-- Begin The input --
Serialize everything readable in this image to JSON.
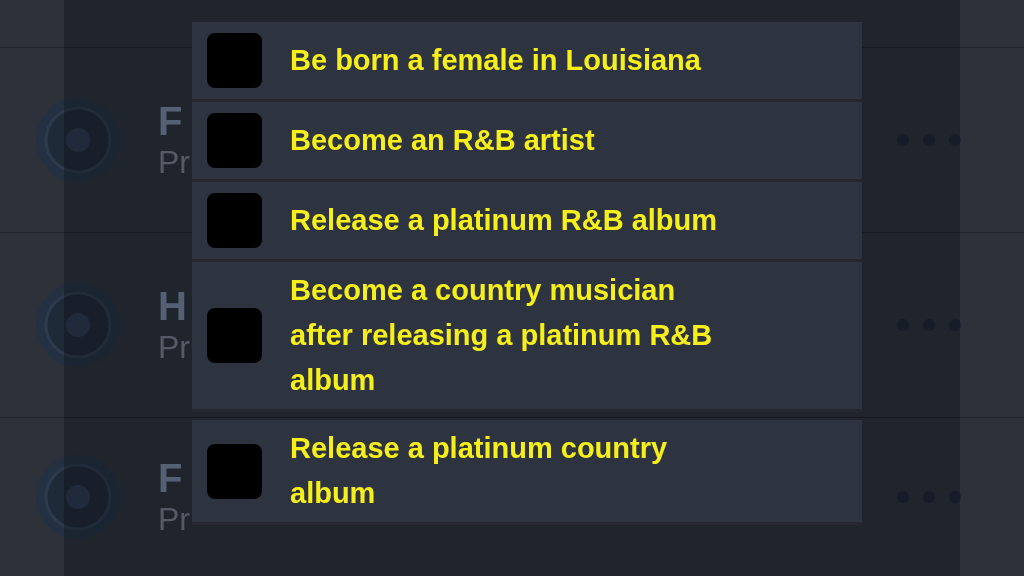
{
  "background_list": [
    {
      "title": "F",
      "subtitle": "Pr"
    },
    {
      "title": "H",
      "subtitle": "Pr"
    },
    {
      "title": "F",
      "subtitle": "Pr"
    }
  ],
  "checklist": [
    {
      "text": "Be born a female in Louisiana",
      "checked": false
    },
    {
      "text": "Become an R&B artist",
      "checked": false
    },
    {
      "text": "Release a platinum R&B album",
      "checked": false
    },
    {
      "text": "Become a country musician after releasing a platinum R&B album",
      "checked": false
    },
    {
      "text": "Release a platinum country album",
      "checked": false
    }
  ]
}
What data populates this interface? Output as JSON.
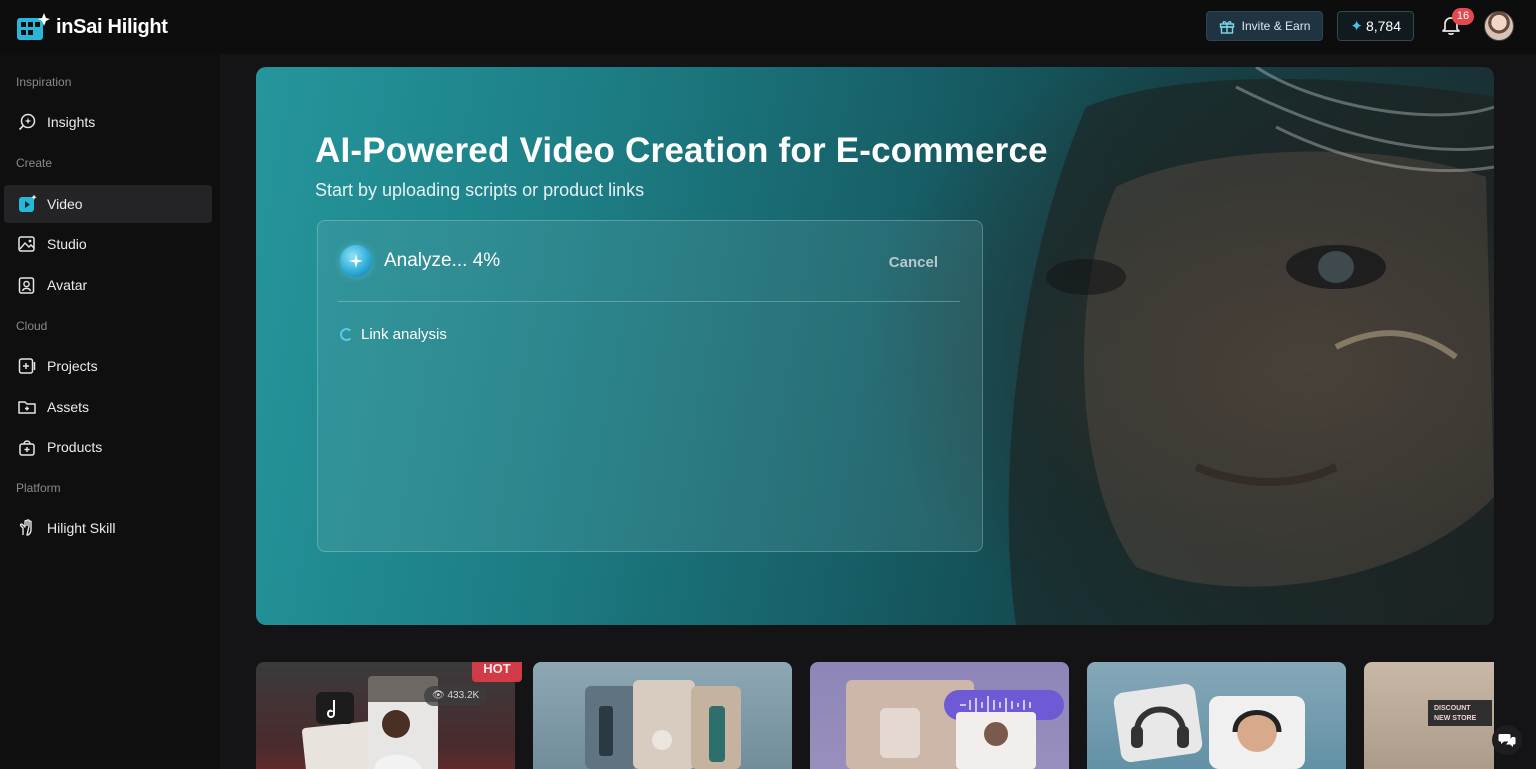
{
  "app": {
    "name": "inSai Hilight"
  },
  "header": {
    "invite_label": "Invite & Earn",
    "credits": "8,784",
    "notification_count": "16"
  },
  "sidebar": {
    "sections": [
      {
        "label": "Inspiration",
        "items": [
          {
            "label": "Insights",
            "icon": "insights-icon"
          }
        ]
      },
      {
        "label": "Create",
        "items": [
          {
            "label": "Video",
            "icon": "video-icon",
            "active": true
          },
          {
            "label": "Studio",
            "icon": "image-icon"
          },
          {
            "label": "Avatar",
            "icon": "avatar-icon"
          }
        ]
      },
      {
        "label": "Cloud",
        "items": [
          {
            "label": "Projects",
            "icon": "projects-icon"
          },
          {
            "label": "Assets",
            "icon": "folder-icon"
          },
          {
            "label": "Products",
            "icon": "bag-icon"
          }
        ]
      },
      {
        "label": "Platform",
        "items": [
          {
            "label": "Hilight Skill",
            "icon": "hand-icon"
          }
        ]
      }
    ]
  },
  "hero": {
    "title": "AI-Powered Video Creation for E-commerce",
    "subtitle": "Start by uploading scripts or product links"
  },
  "analysis": {
    "status": "Analyze... 4%",
    "progress_percent": 4,
    "cancel_label": "Cancel",
    "steps": [
      {
        "label": "Link analysis",
        "state": "loading"
      }
    ]
  },
  "templates": {
    "hot_label": "HOT",
    "views": "433.2K",
    "discount_label": "DISCOUNT NEW STORE"
  },
  "colors": {
    "accent": "#41c9e8",
    "hot": "#d13b45",
    "badge": "#e5484d"
  }
}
-- End The input --
> _Stated task_: Work out how many lines in the records above hold the string "Release", then give only that count.

> _Finished answer_: 2